• SHORT EXERCISE
Quote all of the data below exactly, please.

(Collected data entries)
>> Begin

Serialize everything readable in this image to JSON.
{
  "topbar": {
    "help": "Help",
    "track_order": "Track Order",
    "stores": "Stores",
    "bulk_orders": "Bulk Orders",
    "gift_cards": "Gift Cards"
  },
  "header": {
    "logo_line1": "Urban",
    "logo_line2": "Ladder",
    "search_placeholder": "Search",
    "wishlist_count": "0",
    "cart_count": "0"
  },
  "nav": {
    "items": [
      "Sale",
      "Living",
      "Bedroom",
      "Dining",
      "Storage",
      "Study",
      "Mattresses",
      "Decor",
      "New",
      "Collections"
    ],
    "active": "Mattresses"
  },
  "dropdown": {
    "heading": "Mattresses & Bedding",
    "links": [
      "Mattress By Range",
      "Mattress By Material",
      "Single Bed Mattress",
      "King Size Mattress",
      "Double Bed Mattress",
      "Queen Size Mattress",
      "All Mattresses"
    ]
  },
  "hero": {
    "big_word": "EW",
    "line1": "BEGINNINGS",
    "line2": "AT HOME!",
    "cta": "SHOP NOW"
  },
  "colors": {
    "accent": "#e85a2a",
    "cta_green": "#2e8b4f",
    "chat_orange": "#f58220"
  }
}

>> End

• EXPECTED ANSWER
Serialize everything readable in this image to JSON.
{
  "topbar": {
    "help": "Help",
    "track_order": "Track Order",
    "stores": "Stores",
    "bulk_orders": "Bulk Orders",
    "gift_cards": "Gift Cards"
  },
  "header": {
    "logo_line1": "Urban",
    "logo_line2": "Ladder",
    "search_placeholder": "Search",
    "wishlist_count": "0",
    "cart_count": "0"
  },
  "nav": {
    "items": [
      "Sale",
      "Living",
      "Bedroom",
      "Dining",
      "Storage",
      "Study",
      "Mattresses",
      "Decor",
      "New",
      "Collections"
    ],
    "active": "Mattresses"
  },
  "dropdown": {
    "heading": "Mattresses & Bedding",
    "links": [
      "Mattress By Range",
      "Mattress By Material",
      "Single Bed Mattress",
      "King Size Mattress",
      "Double Bed Mattress",
      "Queen Size Mattress",
      "All Mattresses"
    ]
  },
  "hero": {
    "big_word": "EW",
    "line1": "BEGINNINGS",
    "line2": "AT HOME!",
    "cta": "SHOP NOW"
  },
  "colors": {
    "accent": "#e85a2a",
    "cta_green": "#2e8b4f",
    "chat_orange": "#f58220"
  }
}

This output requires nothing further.